* _TASK_
Copy the lines of the material starting at the one containing "Where are 11" and ending at the one containing "- y-axis-title: Эффективность", replacing "legend-label" with "legend-entry" and keeping everything else the same.

* _MATERIAL PROVIDED_
++++++

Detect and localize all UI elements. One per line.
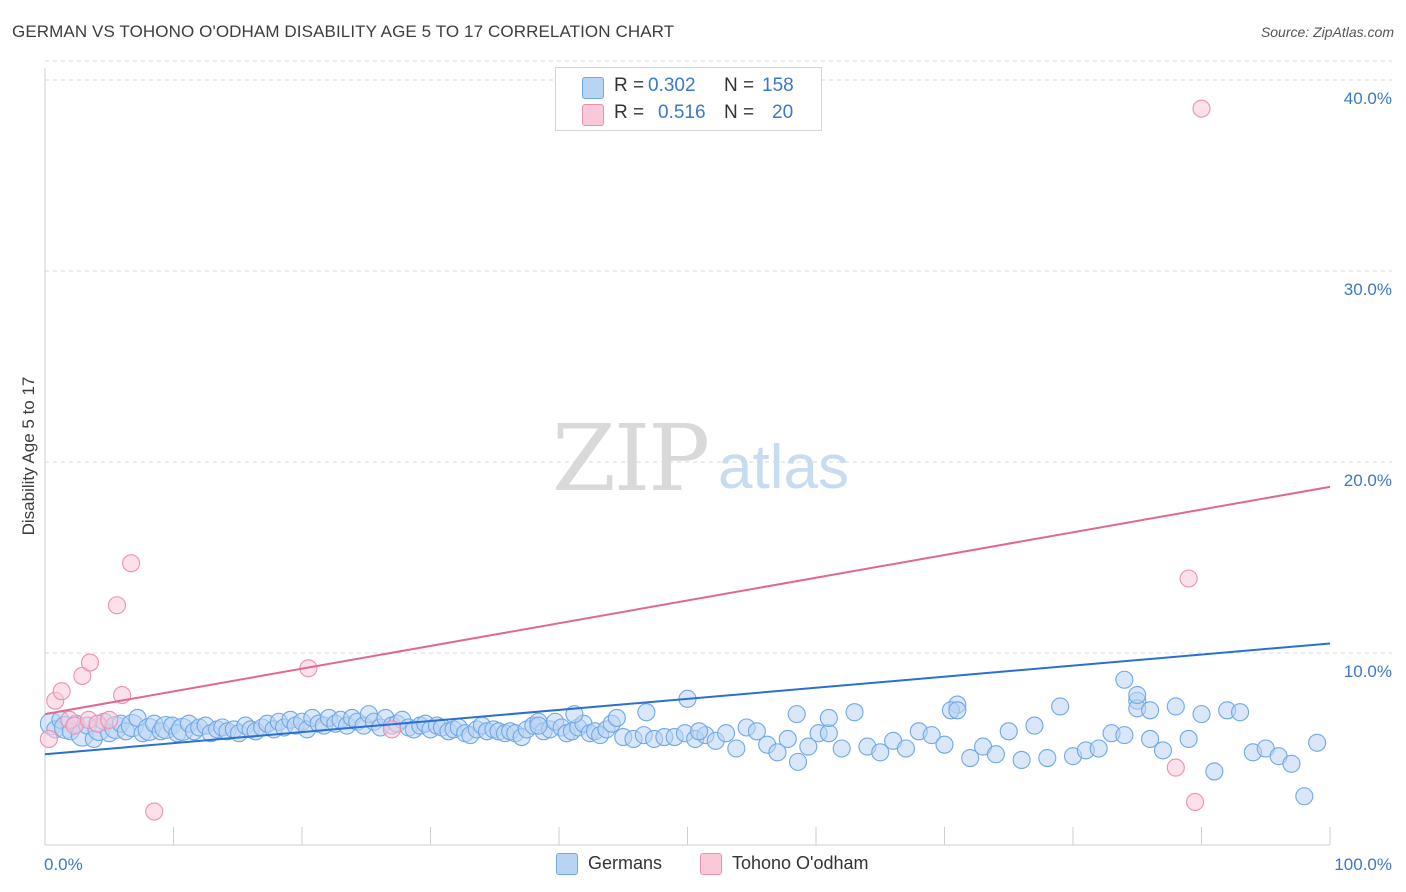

++++++

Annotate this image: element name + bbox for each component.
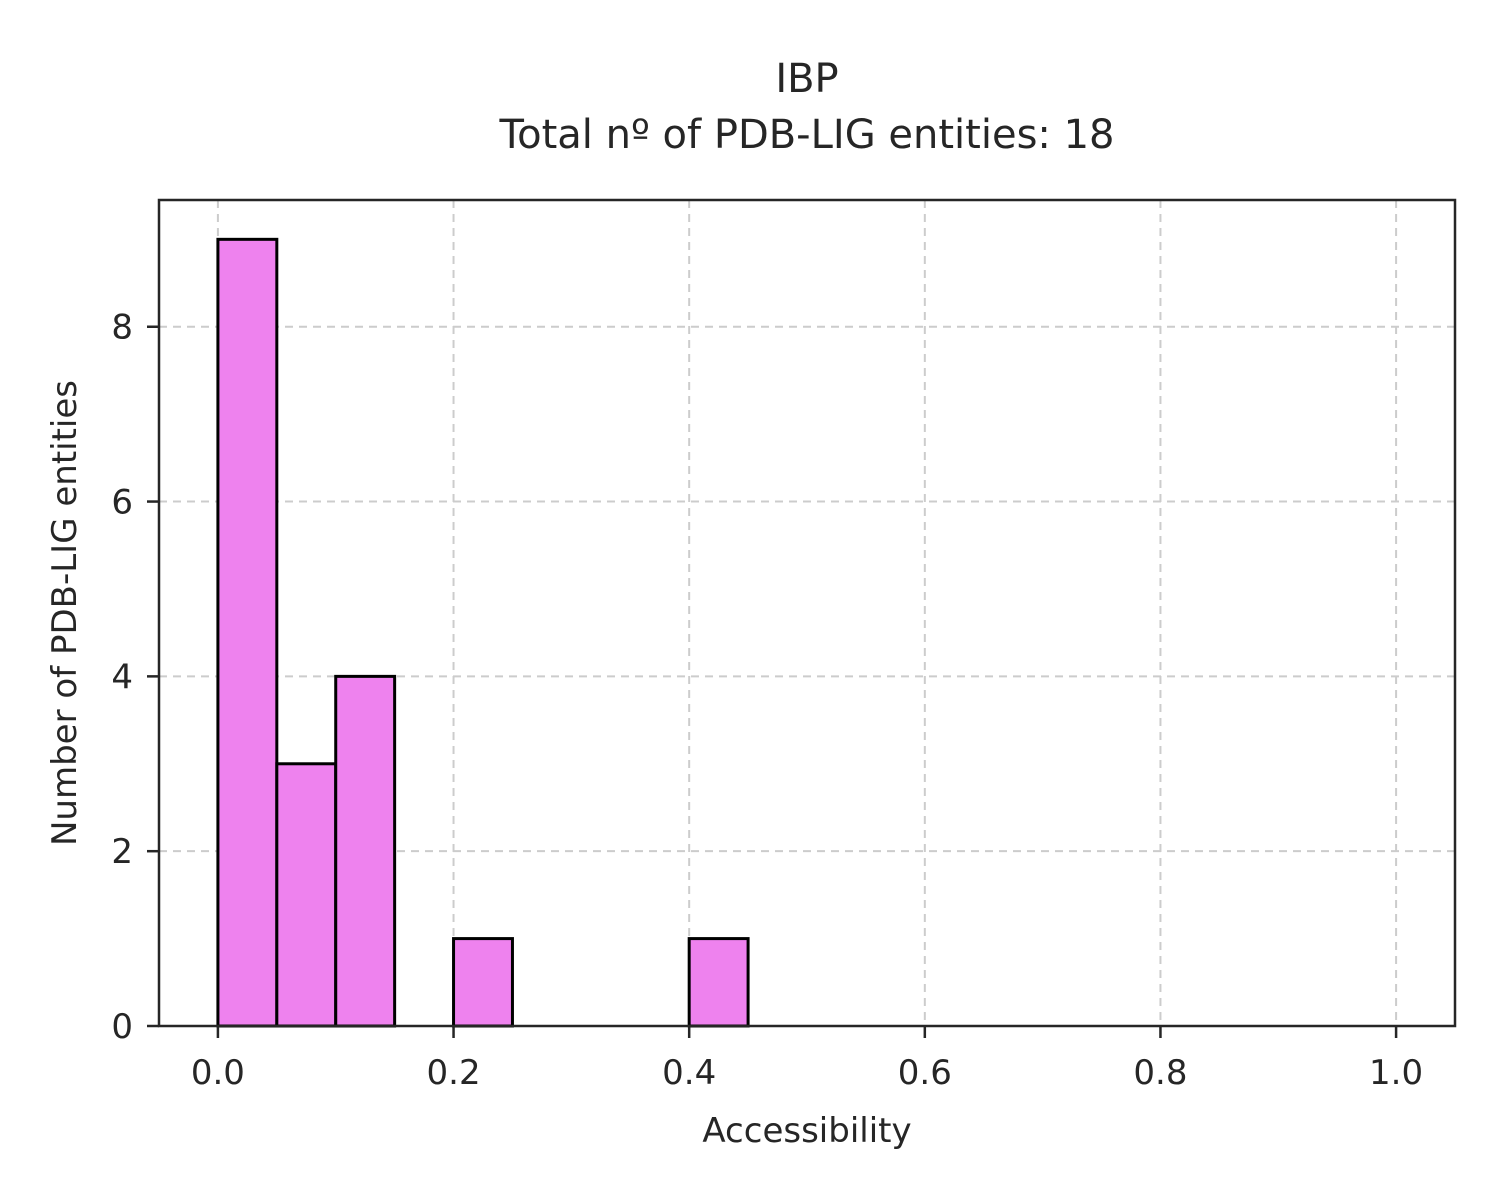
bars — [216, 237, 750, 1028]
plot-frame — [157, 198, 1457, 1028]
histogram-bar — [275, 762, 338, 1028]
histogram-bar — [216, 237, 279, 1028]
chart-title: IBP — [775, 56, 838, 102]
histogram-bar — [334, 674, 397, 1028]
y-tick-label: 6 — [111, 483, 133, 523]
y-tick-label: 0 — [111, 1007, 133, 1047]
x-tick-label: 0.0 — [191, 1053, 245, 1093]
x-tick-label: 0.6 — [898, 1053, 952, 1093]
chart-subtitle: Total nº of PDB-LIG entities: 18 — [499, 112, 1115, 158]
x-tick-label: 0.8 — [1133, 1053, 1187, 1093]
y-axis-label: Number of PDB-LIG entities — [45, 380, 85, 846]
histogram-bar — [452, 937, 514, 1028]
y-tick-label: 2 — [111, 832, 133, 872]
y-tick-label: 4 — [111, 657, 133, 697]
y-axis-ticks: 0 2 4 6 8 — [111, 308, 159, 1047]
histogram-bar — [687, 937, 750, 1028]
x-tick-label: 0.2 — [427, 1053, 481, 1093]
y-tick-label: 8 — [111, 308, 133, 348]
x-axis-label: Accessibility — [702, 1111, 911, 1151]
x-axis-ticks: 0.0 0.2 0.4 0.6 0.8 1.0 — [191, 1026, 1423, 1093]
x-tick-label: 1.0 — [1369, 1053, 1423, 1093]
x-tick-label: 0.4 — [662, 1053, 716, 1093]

++++++

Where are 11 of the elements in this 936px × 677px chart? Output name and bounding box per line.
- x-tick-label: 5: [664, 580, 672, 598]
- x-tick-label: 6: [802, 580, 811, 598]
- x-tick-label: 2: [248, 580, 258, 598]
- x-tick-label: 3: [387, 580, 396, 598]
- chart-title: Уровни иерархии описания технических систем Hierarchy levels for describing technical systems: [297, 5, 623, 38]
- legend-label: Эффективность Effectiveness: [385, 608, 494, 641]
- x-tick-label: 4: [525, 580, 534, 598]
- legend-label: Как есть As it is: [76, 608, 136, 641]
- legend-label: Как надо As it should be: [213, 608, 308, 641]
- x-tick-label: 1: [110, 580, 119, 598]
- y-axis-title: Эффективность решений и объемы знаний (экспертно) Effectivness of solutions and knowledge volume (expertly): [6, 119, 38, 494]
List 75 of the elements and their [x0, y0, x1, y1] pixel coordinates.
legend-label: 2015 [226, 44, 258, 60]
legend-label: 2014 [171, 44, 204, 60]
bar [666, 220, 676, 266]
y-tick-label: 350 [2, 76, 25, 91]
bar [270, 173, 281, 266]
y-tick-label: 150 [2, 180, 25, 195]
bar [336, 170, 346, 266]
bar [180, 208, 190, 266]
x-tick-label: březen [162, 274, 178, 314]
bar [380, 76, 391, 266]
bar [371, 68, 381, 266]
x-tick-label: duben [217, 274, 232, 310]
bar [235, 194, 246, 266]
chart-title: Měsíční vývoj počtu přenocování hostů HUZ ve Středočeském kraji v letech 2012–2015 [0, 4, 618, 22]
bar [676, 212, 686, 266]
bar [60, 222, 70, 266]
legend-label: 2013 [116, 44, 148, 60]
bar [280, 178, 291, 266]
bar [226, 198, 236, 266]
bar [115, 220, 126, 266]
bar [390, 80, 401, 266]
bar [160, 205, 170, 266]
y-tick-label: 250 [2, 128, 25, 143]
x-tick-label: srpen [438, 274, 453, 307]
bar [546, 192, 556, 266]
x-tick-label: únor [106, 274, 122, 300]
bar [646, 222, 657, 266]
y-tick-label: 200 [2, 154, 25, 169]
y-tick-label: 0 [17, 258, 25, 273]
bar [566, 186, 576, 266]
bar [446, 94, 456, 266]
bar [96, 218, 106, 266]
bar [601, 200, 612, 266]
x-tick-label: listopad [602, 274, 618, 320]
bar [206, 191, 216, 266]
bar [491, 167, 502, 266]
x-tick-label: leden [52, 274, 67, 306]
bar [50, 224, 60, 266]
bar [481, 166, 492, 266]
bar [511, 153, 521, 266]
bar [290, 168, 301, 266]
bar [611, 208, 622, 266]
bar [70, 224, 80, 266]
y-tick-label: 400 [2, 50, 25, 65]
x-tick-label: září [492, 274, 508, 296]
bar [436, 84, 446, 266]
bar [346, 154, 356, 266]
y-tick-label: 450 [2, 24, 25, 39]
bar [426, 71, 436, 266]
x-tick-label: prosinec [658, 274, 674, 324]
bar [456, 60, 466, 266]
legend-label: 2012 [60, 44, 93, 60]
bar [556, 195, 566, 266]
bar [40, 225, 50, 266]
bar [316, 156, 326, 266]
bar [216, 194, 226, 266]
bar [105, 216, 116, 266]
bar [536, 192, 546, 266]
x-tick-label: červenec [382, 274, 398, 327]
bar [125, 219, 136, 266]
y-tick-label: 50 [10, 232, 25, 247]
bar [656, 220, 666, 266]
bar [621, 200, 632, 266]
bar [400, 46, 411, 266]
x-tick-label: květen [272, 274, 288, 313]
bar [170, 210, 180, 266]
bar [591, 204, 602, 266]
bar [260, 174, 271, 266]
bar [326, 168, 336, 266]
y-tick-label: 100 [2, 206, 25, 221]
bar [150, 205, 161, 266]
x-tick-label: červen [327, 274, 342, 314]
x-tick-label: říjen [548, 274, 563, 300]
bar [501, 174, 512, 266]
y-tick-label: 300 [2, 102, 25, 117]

++++++

* _FINAL RESULT_
Where are 11 of the elements in this 936px × 677px chart? Output name and bounding box per line.
- x-tick-label: 5: [664, 580, 672, 598]
- x-tick-label: 6: [802, 580, 811, 598]
- x-tick-label: 2: [248, 580, 258, 598]
- x-tick-label: 3: [387, 580, 396, 598]
- chart-title: Уровни иерархии описания технических систем Hierarchy levels for describing technical systems: [297, 5, 623, 38]
- legend-entry: Эффективность Effectiveness: [385, 608, 494, 641]
- x-tick-label: 4: [525, 580, 534, 598]
- legend-entry: Как есть As it is: [76, 608, 136, 641]
- legend-entry: Как надо As it should be: [213, 608, 308, 641]
- x-tick-label: 1: [110, 580, 119, 598]
- y-axis-title: Эффективность решений и объемы знаний (экспертно) Effectivness of solutions and knowledge volume (expertly): [6, 119, 38, 494]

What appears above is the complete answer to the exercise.